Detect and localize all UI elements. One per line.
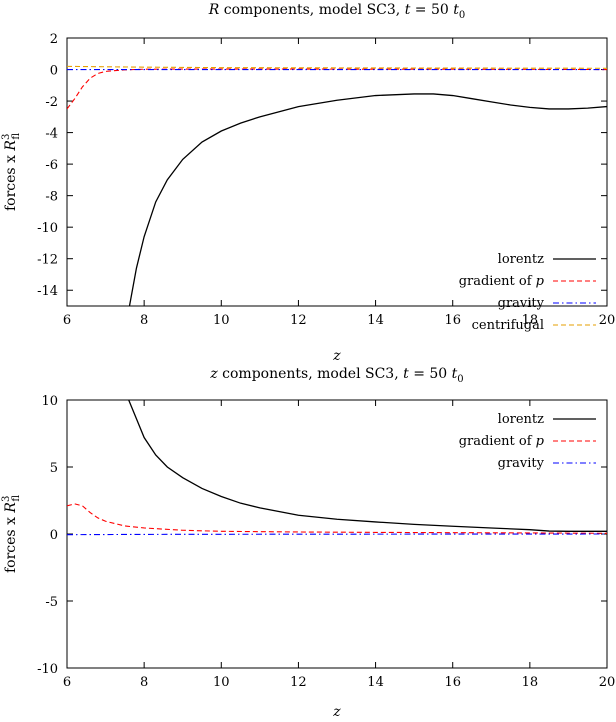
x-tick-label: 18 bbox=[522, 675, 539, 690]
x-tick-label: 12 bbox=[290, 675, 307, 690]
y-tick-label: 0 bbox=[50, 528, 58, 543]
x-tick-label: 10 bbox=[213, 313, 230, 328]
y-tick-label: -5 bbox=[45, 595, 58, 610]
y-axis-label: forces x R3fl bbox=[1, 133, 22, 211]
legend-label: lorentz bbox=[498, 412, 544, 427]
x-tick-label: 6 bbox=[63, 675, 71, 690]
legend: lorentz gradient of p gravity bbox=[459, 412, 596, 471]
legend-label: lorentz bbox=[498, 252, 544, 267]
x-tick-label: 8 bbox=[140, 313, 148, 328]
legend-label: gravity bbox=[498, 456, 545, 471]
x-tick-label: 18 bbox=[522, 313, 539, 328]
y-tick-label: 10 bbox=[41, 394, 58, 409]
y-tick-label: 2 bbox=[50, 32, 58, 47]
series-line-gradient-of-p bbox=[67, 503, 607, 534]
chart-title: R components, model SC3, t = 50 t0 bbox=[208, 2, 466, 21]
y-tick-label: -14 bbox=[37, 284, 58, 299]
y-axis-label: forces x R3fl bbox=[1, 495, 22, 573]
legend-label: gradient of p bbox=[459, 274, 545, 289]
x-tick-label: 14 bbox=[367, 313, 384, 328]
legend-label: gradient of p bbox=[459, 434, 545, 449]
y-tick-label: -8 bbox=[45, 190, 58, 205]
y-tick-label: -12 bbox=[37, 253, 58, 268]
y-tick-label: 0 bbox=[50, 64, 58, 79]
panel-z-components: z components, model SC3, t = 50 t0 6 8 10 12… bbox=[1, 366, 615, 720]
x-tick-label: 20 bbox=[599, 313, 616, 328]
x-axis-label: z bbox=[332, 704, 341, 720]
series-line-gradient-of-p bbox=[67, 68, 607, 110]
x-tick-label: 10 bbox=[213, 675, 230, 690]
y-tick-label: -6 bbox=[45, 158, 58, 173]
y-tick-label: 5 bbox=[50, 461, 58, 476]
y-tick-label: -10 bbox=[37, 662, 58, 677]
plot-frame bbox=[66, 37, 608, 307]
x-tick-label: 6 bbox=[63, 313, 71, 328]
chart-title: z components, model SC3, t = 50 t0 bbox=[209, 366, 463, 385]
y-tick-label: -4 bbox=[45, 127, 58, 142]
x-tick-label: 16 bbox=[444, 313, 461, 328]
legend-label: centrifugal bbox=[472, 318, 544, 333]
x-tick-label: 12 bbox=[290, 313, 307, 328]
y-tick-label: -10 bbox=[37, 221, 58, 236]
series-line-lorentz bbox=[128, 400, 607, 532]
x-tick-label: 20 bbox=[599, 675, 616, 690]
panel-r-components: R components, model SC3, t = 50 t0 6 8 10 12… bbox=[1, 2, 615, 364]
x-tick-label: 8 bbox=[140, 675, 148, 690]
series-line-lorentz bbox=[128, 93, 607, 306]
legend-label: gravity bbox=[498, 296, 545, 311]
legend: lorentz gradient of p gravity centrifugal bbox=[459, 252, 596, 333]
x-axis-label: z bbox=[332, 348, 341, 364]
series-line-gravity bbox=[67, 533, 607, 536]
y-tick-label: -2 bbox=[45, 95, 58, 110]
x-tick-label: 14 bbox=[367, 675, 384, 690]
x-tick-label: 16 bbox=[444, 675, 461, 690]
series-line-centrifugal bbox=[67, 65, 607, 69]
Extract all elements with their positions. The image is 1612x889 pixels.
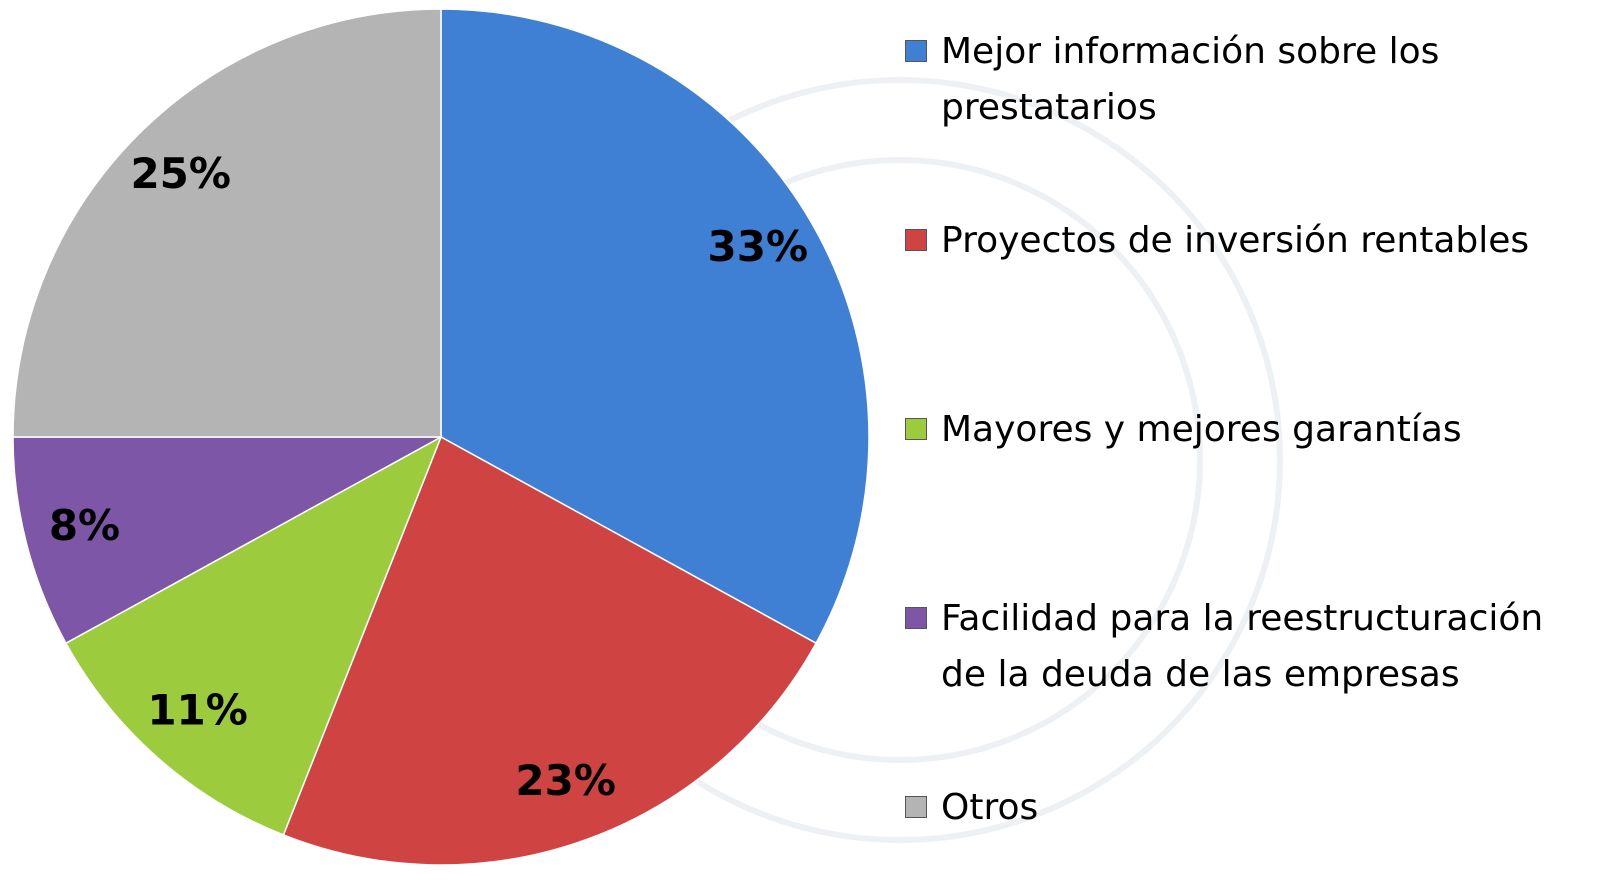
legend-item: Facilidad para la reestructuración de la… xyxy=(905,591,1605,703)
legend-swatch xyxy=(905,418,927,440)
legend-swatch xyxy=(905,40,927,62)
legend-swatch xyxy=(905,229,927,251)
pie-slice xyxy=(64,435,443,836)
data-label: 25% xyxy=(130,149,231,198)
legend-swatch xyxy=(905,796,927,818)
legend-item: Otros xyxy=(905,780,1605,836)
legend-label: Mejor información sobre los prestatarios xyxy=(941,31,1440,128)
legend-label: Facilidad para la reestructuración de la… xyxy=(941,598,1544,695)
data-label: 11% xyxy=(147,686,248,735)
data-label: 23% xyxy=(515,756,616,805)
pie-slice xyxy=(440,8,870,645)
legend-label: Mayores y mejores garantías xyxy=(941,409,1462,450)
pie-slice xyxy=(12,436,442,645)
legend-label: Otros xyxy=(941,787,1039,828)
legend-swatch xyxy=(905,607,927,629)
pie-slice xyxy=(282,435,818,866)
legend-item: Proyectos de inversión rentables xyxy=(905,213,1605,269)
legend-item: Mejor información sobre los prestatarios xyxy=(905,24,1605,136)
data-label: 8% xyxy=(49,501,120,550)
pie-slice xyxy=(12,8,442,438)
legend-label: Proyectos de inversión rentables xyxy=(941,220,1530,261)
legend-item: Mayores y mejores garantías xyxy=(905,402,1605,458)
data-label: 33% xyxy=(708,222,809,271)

→ REQUIRED TASK
Could you rename every "legend-label" in the entries above to "legend-text" and give the entries back otherwise unchanged, leaving out the pictures?

→ FINISHED TASK
Detect and localize all UI elements. One per line.
x-tick-label: 18 bbox=[522, 675, 539, 690]
x-tick-label: 12 bbox=[290, 675, 307, 690]
y-tick-label: 0 bbox=[50, 528, 58, 543]
x-tick-label: 10 bbox=[213, 313, 230, 328]
y-tick-label: -5 bbox=[45, 595, 58, 610]
y-axis-label: forces x R3fl bbox=[1, 133, 22, 211]
legend-text: lorentz bbox=[498, 412, 544, 427]
x-tick-label: 6 bbox=[63, 675, 71, 690]
legend: lorentz gradient of p gravity bbox=[459, 412, 596, 471]
legend-text: lorentz bbox=[498, 252, 544, 267]
x-tick-label: 8 bbox=[140, 313, 148, 328]
legend-text: gravity bbox=[498, 456, 545, 471]
x-tick-label: 18 bbox=[522, 313, 539, 328]
y-tick-label: 10 bbox=[41, 394, 58, 409]
y-tick-label: 2 bbox=[50, 32, 58, 47]
series-line-gradient-of-p bbox=[67, 503, 607, 534]
chart-title: R components, model SC3, t = 50 t0 bbox=[208, 2, 466, 21]
y-tick-label: -14 bbox=[37, 284, 58, 299]
y-axis-label: forces x R3fl bbox=[1, 495, 22, 573]
legend-text: gradient of p bbox=[459, 274, 545, 289]
x-tick-label: 14 bbox=[367, 313, 384, 328]
legend-text: gradient of p bbox=[459, 434, 545, 449]
y-tick-label: -8 bbox=[45, 190, 58, 205]
y-tick-label: -12 bbox=[37, 253, 58, 268]
y-tick-label: 0 bbox=[50, 64, 58, 79]
panel-z-components: z components, model SC3, t = 50 t0 6 8 10 12… bbox=[1, 366, 615, 720]
x-tick-label: 20 bbox=[599, 313, 616, 328]
x-axis-label: z bbox=[332, 704, 341, 720]
series-line-gradient-of-p bbox=[67, 68, 607, 110]
x-tick-label: 10 bbox=[213, 675, 230, 690]
y-tick-label: -6 bbox=[45, 158, 58, 173]
y-tick-label: 5 bbox=[50, 461, 58, 476]
y-tick-label: -10 bbox=[37, 662, 58, 677]
plot-frame bbox=[66, 37, 608, 307]
x-tick-label: 6 bbox=[63, 313, 71, 328]
chart-title: z components, model SC3, t = 50 t0 bbox=[209, 366, 463, 385]
y-tick-label: -4 bbox=[45, 127, 58, 142]
x-tick-label: 16 bbox=[444, 313, 461, 328]
legend-text: centrifugal bbox=[472, 318, 544, 333]
x-tick-label: 12 bbox=[290, 313, 307, 328]
y-tick-label: -10 bbox=[37, 221, 58, 236]
series-line-lorentz bbox=[128, 400, 607, 532]
x-tick-label: 20 bbox=[599, 675, 616, 690]
panel-r-components: R components, model SC3, t = 50 t0 6 8 10 12… bbox=[1, 2, 615, 364]
x-tick-label: 8 bbox=[140, 675, 148, 690]
series-line-lorentz bbox=[128, 93, 607, 306]
legend-text: gravity bbox=[498, 296, 545, 311]
legend: lorentz gradient of p gravity centrifugal bbox=[459, 252, 596, 333]
x-axis-label: z bbox=[332, 348, 341, 364]
series-line-gravity bbox=[67, 533, 607, 536]
y-tick-label: -2 bbox=[45, 95, 58, 110]
x-tick-label: 14 bbox=[367, 675, 384, 690]
x-tick-label: 16 bbox=[444, 675, 461, 690]
series-line-centrifugal bbox=[67, 65, 607, 69]
Extract all elements with their positions. The image is 1612x889 pixels.
legend-item: Facilidad para la reestructuración de la… xyxy=(905,591,1605,703)
legend-swatch xyxy=(905,418,927,440)
legend-swatch xyxy=(905,40,927,62)
legend-swatch xyxy=(905,229,927,251)
pie-slice xyxy=(64,435,443,836)
data-label: 25% xyxy=(130,149,231,198)
legend-swatch xyxy=(905,796,927,818)
legend-item: Otros xyxy=(905,780,1605,836)
legend-text: Mejor información sobre los prestatarios xyxy=(941,31,1440,128)
legend-text: Facilidad para la reestructuración de la… xyxy=(941,598,1544,695)
data-label: 11% xyxy=(147,686,248,735)
data-label: 23% xyxy=(515,756,616,805)
pie-slice xyxy=(440,8,870,645)
legend-text: Mayores y mejores garantías xyxy=(941,409,1462,450)
pie-slice xyxy=(12,436,442,645)
legend-text: Otros xyxy=(941,787,1039,828)
legend-swatch xyxy=(905,607,927,629)
pie-slice xyxy=(282,435,818,866)
legend-item: Proyectos de inversión rentables xyxy=(905,213,1605,269)
legend-item: Mejor información sobre los prestatarios xyxy=(905,24,1605,136)
data-label: 8% xyxy=(49,501,120,550)
pie-slice xyxy=(12,8,442,438)
legend-text: Proyectos de inversión rentables xyxy=(941,220,1530,261)
legend-item: Mayores y mejores garantías xyxy=(905,402,1605,458)
data-label: 33% xyxy=(708,222,809,271)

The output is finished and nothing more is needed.